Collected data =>
____________________
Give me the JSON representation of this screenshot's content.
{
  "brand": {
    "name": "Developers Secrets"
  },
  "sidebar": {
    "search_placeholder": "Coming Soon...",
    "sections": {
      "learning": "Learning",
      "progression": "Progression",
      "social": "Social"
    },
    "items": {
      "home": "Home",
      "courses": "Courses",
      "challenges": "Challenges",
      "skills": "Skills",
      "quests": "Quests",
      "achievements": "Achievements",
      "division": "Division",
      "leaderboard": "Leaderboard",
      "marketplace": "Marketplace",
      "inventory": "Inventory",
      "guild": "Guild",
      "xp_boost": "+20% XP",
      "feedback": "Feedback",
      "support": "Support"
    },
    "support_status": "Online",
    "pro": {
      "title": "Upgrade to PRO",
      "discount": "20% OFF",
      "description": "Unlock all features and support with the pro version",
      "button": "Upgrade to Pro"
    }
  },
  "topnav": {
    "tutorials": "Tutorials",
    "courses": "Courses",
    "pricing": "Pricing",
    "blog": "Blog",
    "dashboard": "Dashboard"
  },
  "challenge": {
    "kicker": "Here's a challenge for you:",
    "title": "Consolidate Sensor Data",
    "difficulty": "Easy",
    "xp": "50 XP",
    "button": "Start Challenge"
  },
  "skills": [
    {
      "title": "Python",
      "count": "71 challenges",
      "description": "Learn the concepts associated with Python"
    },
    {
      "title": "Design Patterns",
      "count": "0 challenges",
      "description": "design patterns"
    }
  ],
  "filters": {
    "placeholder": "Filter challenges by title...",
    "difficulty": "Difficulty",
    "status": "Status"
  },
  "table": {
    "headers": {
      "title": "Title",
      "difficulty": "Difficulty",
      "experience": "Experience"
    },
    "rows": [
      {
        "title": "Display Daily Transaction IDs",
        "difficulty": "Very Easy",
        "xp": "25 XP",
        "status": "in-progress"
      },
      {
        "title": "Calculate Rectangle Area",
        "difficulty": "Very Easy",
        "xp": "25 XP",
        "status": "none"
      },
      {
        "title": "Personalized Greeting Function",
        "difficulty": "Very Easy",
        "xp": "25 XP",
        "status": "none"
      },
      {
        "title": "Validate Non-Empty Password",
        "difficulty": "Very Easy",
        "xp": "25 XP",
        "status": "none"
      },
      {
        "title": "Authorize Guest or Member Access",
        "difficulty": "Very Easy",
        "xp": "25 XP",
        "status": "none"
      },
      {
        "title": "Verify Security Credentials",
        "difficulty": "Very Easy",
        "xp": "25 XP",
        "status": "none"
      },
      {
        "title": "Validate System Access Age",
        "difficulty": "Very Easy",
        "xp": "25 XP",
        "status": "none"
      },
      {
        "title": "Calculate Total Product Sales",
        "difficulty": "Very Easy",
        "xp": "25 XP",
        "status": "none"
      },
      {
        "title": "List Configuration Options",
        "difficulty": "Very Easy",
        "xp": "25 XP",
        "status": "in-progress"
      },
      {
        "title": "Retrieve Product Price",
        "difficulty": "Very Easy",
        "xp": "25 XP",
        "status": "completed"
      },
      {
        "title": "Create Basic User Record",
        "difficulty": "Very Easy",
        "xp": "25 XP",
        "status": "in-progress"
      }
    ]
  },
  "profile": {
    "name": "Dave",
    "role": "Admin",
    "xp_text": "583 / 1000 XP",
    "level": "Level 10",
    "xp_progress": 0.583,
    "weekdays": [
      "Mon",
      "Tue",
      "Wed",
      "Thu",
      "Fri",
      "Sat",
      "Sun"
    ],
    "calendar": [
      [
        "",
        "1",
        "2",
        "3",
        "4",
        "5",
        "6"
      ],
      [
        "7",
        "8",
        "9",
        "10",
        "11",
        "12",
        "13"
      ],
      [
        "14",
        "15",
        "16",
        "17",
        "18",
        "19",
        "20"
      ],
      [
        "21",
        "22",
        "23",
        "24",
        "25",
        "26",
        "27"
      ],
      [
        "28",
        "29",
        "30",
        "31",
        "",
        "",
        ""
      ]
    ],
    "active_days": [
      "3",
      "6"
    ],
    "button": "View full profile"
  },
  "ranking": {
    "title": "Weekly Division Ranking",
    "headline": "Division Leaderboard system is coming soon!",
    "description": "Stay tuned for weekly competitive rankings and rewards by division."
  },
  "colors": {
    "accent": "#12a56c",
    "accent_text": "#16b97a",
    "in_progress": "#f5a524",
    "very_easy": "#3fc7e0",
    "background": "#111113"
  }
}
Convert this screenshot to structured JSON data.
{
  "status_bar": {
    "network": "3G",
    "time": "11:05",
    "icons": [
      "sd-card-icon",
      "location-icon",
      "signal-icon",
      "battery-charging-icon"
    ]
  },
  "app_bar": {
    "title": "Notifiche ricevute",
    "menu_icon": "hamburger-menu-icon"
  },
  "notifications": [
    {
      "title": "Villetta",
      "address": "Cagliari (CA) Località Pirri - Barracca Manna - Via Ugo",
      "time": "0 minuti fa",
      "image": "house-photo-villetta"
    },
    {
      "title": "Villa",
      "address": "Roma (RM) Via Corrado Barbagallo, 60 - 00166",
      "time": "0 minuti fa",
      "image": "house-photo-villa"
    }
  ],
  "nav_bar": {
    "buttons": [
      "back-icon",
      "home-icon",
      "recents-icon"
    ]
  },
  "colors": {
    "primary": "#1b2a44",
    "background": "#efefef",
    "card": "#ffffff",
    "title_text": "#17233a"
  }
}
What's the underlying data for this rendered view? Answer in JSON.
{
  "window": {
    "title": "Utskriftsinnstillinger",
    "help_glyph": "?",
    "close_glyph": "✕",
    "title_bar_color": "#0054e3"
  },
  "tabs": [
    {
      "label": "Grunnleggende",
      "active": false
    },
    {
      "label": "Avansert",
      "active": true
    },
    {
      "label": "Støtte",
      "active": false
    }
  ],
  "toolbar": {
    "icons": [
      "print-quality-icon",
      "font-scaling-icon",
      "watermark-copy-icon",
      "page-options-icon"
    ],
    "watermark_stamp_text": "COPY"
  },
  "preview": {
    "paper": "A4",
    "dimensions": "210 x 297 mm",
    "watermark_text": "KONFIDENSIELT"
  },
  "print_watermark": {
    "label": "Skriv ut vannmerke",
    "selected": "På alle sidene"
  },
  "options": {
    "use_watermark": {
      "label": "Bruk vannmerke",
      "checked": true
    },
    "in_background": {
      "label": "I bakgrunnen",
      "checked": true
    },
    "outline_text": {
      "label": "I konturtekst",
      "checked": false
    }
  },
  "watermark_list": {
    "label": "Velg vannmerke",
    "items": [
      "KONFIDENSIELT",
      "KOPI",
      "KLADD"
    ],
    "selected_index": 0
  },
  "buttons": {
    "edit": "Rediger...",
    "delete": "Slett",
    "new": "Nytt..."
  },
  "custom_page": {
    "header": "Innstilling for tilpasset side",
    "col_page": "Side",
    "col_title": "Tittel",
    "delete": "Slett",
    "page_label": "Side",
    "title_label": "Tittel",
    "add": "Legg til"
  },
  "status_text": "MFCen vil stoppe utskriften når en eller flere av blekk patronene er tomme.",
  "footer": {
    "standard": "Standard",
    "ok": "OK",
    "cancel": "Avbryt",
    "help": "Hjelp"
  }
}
____________________
TASK INSTRUCTIONS =>
Copy each line above that contains the string "with".

OUTPUT OF THE TASK =>
      "description": "Unlock all features and support with the pro version",
      "description": "Learn the concepts associated with Python"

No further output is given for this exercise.